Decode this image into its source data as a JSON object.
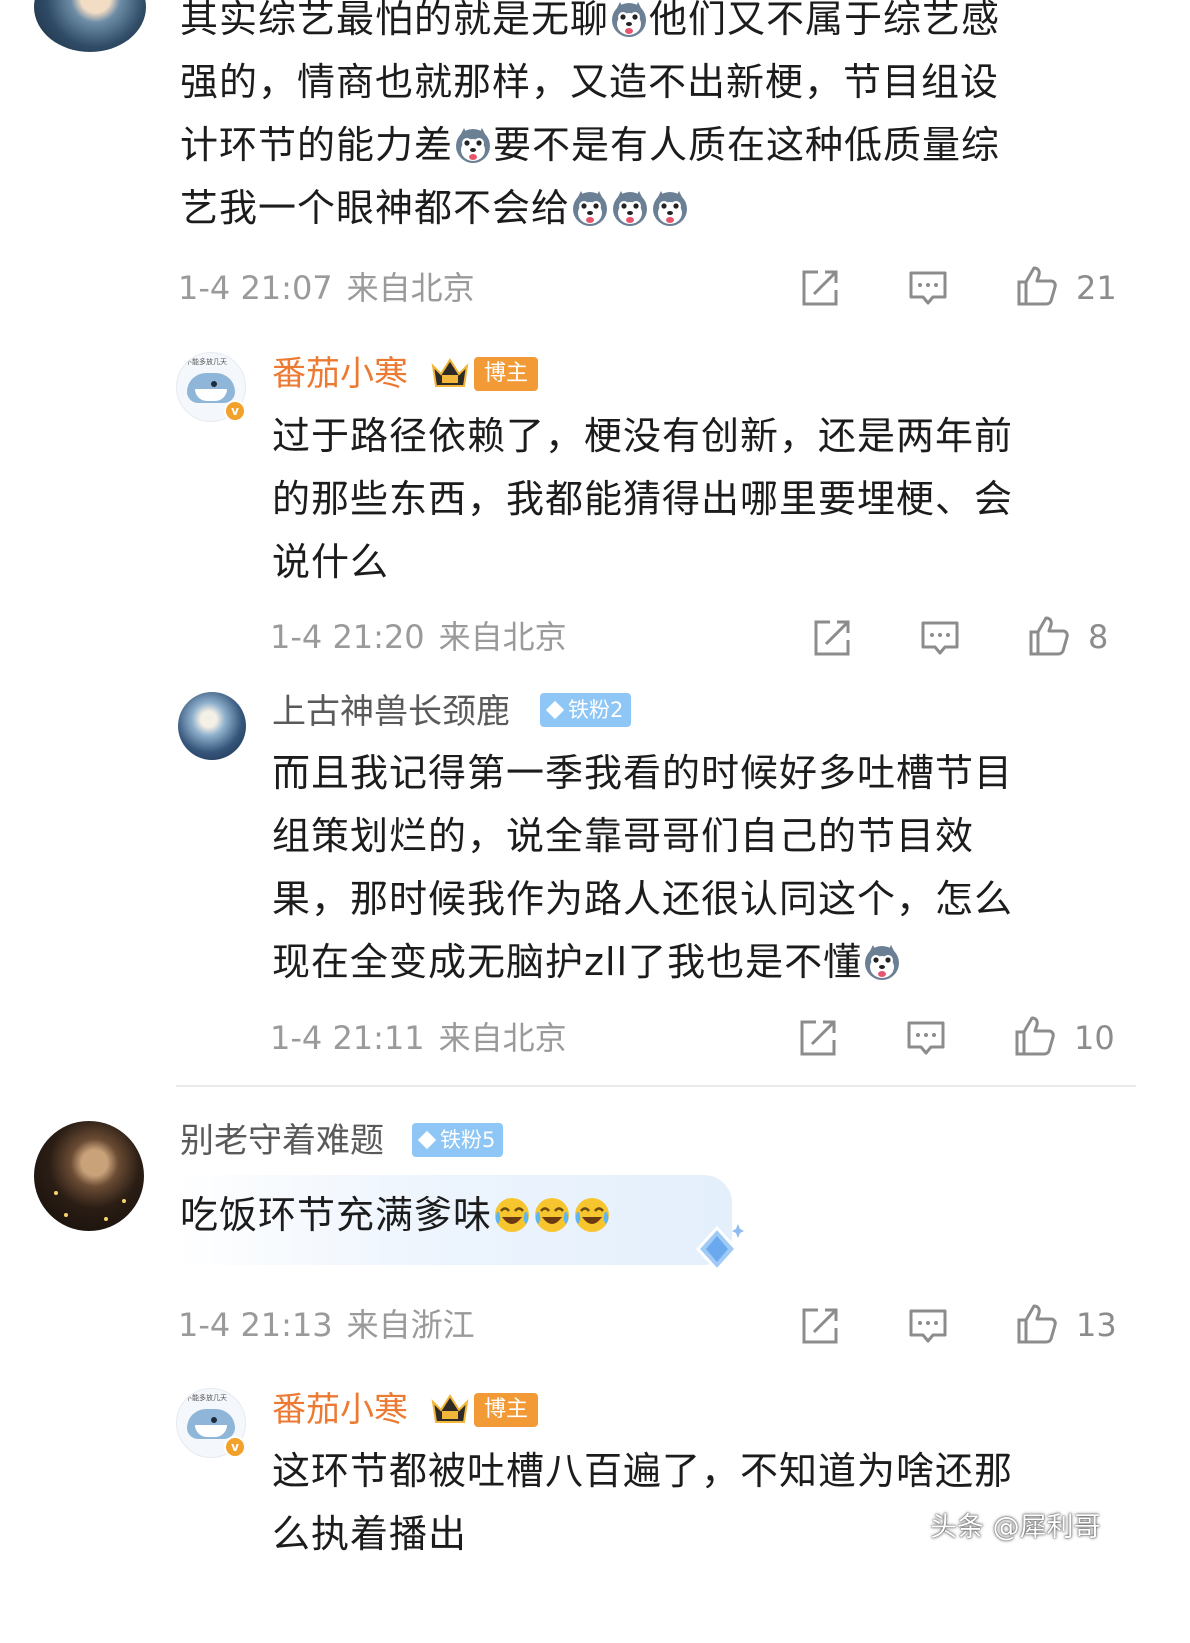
{
  "comments": [
    {
      "lines": [
        "其实综艺最怕的就是无聊",
        "他们又不属于综艺感",
        "强的，情商也就那样，又造不出新梗，节目组设",
        "计环节的能力差",
        "要不是有人质在这种低质量综",
        "艺我一个眼神都不会给"
      ],
      "time": "1-4 21:07",
      "location": "来自北京",
      "likes": "21"
    },
    {
      "username": "番茄小寒",
      "tag": "博主",
      "avatar_caption": "不能多放几天",
      "lines": [
        "过于路径依赖了，梗没有创新，还是两年前",
        "的那些东西，我都能猜得出哪里要埋梗、会",
        "说什么"
      ],
      "time": "1-4 21:20",
      "location": "来自北京",
      "likes": "8"
    },
    {
      "username": "上古神兽长颈鹿",
      "tag": "铁粉2",
      "lines": [
        "而且我记得第一季我看的时候好多吐槽节目",
        "组策划烂的，说全靠哥哥们自己的节目效",
        "果，那时候我作为路人还很认同这个，怎么",
        "现在全变成无脑护zll了我也是不懂"
      ],
      "time": "1-4 21:11",
      "location": "来自北京",
      "likes": "10"
    },
    {
      "username": "别老守着难题",
      "tag": "铁粉5",
      "lines": [
        "吃饭环节充满爹味"
      ],
      "time": "1-4 21:13",
      "location": "来自浙江",
      "likes": "13"
    },
    {
      "username": "番茄小寒",
      "tag": "博主",
      "avatar_caption": "不能多放几天",
      "lines": [
        "这环节都被吐槽八百遍了，不知道为啥还那",
        "么执着播出"
      ]
    }
  ],
  "icons": {
    "share": "share-icon",
    "comment": "comment-icon",
    "like": "thumbs-up-icon",
    "emoji_dog": "husky-emoji-icon",
    "emoji_laugh": "laugh-cry-emoji-icon",
    "crown": "crown-icon",
    "fan_gem": "diamond-icon",
    "verified": "verified-v-icon"
  },
  "colors": {
    "author_name": "#ec7a33",
    "author_tag": "#f29a35",
    "fan_tag": "#8ec6f5",
    "meta_text": "#9a9a9a",
    "icon_stroke": "#8c8c8c"
  },
  "watermark": "头条 @犀利哥"
}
+ + +
### What needs to be done
Write the entries above out again exactly, but not the pictures.

### Exercise output
Decode this image into its source data as a JSON object.
{
  "comments": [
    {
      "lines": [
        "其实综艺最怕的就是无聊",
        "他们又不属于综艺感",
        "强的，情商也就那样，又造不出新梗，节目组设",
        "计环节的能力差",
        "要不是有人质在这种低质量综",
        "艺我一个眼神都不会给"
      ],
      "time": "1-4 21:07",
      "location": "来自北京",
      "likes": "21"
    },
    {
      "username": "番茄小寒",
      "tag": "博主",
      "avatar_caption": "不能多放几天",
      "lines": [
        "过于路径依赖了，梗没有创新，还是两年前",
        "的那些东西，我都能猜得出哪里要埋梗、会",
        "说什么"
      ],
      "time": "1-4 21:20",
      "location": "来自北京",
      "likes": "8"
    },
    {
      "username": "上古神兽长颈鹿",
      "tag": "铁粉2",
      "lines": [
        "而且我记得第一季我看的时候好多吐槽节目",
        "组策划烂的，说全靠哥哥们自己的节目效",
        "果，那时候我作为路人还很认同这个，怎么",
        "现在全变成无脑护zll了我也是不懂"
      ],
      "time": "1-4 21:11",
      "location": "来自北京",
      "likes": "10"
    },
    {
      "username": "别老守着难题",
      "tag": "铁粉5",
      "lines": [
        "吃饭环节充满爹味"
      ],
      "time": "1-4 21:13",
      "location": "来自浙江",
      "likes": "13"
    },
    {
      "username": "番茄小寒",
      "tag": "博主",
      "avatar_caption": "不能多放几天",
      "lines": [
        "这环节都被吐槽八百遍了，不知道为啥还那",
        "么执着播出"
      ]
    }
  ],
  "icons": {
    "share": "share-icon",
    "comment": "comment-icon",
    "like": "thumbs-up-icon",
    "emoji_dog": "husky-emoji-icon",
    "emoji_laugh": "laugh-cry-emoji-icon",
    "crown": "crown-icon",
    "fan_gem": "diamond-icon",
    "verified": "verified-v-icon"
  },
  "colors": {
    "author_name": "#ec7a33",
    "author_tag": "#f29a35",
    "fan_tag": "#8ec6f5",
    "meta_text": "#9a9a9a",
    "icon_stroke": "#8c8c8c"
  },
  "watermark": "头条 @犀利哥"
}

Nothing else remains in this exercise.